(Recorded data)

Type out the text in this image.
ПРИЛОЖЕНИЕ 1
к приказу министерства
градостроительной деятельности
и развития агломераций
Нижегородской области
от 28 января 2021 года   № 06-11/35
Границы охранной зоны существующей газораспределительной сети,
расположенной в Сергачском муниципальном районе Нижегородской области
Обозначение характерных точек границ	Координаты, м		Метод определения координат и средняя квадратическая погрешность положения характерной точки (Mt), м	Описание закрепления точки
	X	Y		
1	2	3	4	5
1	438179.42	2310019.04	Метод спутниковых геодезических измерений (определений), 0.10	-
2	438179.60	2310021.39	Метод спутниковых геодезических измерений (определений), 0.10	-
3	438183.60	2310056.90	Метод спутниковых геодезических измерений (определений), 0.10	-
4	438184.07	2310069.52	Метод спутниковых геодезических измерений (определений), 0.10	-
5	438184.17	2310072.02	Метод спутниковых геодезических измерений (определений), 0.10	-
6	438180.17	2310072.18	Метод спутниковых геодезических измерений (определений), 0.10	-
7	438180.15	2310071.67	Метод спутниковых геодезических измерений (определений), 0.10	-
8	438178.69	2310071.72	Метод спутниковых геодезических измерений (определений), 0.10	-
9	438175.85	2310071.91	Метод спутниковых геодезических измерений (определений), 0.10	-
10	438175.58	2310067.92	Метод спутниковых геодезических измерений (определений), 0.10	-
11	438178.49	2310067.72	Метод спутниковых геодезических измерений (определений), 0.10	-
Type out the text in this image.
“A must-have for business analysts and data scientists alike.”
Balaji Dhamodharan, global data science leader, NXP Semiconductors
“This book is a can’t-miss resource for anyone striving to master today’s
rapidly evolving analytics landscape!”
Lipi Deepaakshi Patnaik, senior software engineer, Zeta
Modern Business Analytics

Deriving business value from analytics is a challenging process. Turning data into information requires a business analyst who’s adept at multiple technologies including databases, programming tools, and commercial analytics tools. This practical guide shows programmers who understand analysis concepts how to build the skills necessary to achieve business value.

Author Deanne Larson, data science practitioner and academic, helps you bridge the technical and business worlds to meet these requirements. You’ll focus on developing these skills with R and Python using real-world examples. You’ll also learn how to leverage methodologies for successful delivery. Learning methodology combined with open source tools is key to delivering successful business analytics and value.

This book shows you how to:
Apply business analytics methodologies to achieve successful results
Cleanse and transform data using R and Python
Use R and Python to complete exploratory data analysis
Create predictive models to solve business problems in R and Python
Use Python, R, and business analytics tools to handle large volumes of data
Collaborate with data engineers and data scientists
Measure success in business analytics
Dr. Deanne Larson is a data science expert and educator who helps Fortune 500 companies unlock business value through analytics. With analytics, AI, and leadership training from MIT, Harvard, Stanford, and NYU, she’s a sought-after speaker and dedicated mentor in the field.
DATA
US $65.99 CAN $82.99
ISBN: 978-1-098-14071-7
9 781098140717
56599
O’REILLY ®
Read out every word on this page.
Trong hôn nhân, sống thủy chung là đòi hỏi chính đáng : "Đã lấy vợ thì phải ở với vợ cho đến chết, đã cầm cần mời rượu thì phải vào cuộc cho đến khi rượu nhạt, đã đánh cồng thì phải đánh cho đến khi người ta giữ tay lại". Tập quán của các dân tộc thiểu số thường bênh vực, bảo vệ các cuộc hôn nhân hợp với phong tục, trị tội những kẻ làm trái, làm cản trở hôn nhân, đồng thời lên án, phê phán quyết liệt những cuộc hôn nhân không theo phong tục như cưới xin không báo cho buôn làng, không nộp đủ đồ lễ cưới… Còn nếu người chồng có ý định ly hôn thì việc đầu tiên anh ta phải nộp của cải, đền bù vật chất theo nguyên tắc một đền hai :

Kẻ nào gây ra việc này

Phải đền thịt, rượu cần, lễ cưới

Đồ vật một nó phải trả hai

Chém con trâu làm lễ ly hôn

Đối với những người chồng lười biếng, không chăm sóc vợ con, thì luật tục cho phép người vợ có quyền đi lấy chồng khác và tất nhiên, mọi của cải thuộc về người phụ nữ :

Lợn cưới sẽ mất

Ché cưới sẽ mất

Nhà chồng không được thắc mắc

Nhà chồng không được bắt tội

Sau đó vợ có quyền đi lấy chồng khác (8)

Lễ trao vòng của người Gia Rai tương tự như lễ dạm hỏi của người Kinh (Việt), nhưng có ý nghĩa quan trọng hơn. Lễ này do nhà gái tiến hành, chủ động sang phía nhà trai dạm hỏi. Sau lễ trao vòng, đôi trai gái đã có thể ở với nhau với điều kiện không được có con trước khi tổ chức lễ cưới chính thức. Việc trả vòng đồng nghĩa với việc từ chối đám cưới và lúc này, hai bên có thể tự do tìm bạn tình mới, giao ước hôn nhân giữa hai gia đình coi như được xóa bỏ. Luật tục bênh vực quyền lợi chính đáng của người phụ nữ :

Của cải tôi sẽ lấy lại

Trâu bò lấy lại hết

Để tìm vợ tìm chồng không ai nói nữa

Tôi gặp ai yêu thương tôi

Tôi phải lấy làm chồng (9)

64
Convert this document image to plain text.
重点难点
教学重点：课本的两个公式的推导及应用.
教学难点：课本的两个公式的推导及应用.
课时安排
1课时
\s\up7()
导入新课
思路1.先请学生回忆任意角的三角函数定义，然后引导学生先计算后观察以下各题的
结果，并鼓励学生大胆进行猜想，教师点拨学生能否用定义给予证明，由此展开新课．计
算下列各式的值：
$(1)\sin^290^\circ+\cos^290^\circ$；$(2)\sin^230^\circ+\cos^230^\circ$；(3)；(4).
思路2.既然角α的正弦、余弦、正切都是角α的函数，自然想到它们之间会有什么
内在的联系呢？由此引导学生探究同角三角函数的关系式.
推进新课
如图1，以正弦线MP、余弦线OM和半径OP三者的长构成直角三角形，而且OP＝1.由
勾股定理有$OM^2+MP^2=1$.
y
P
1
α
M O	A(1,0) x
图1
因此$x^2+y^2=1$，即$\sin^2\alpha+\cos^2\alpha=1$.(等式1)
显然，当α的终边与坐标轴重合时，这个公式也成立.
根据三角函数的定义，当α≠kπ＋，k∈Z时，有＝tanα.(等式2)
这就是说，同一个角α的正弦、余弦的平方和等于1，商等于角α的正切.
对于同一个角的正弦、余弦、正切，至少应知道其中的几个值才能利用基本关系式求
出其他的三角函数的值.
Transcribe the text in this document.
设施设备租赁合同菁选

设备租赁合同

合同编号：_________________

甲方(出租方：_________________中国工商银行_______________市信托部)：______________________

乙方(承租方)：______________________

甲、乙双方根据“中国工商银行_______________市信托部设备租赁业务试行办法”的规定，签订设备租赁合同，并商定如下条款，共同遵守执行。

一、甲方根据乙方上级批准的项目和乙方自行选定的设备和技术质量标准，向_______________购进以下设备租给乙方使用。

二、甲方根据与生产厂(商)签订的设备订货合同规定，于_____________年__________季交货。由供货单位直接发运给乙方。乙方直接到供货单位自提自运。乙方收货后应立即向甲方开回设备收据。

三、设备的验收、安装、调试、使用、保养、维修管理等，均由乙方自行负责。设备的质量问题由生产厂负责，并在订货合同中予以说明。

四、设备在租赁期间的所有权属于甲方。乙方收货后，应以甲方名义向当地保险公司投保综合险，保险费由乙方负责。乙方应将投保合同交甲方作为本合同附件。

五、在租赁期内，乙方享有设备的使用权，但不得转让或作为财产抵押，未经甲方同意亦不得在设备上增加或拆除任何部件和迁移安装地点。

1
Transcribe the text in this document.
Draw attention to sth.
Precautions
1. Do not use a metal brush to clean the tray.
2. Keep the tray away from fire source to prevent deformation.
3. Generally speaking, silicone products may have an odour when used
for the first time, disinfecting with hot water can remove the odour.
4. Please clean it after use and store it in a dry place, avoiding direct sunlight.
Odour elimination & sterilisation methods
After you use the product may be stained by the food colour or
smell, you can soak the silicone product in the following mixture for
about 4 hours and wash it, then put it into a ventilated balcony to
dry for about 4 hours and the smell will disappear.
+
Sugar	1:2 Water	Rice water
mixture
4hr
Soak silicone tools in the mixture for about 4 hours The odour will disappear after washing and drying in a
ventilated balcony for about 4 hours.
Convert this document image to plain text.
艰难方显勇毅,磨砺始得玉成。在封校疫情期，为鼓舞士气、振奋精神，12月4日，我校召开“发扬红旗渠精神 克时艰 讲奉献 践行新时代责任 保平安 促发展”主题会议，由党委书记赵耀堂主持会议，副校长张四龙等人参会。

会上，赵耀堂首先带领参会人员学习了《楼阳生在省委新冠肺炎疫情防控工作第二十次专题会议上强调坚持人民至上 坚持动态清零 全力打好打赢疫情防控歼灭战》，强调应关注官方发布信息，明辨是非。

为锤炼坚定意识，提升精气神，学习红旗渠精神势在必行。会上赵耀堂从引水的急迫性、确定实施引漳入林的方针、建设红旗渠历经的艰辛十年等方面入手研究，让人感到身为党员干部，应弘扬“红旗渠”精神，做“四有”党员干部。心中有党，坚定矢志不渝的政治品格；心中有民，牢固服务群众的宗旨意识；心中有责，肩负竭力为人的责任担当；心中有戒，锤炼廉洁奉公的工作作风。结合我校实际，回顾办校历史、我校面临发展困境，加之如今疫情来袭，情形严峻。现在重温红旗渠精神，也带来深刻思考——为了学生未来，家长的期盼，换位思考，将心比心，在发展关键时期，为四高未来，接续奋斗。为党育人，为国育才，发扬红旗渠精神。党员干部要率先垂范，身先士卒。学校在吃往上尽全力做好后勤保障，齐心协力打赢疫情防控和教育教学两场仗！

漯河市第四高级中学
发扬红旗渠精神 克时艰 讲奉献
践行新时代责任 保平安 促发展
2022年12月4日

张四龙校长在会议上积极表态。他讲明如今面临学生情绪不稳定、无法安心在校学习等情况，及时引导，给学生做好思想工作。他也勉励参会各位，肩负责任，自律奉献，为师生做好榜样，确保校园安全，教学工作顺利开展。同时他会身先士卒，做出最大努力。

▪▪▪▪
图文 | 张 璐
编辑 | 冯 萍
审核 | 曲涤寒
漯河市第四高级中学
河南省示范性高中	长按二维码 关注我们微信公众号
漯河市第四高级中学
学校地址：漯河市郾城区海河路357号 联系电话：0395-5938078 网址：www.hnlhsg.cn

(Task brief) Each line above that holds the string "water" should be copied and shown.

(The completed task)
for the first time, disinfecting with hot water can remove the odour.
Sugar	1:2 Water	Rice water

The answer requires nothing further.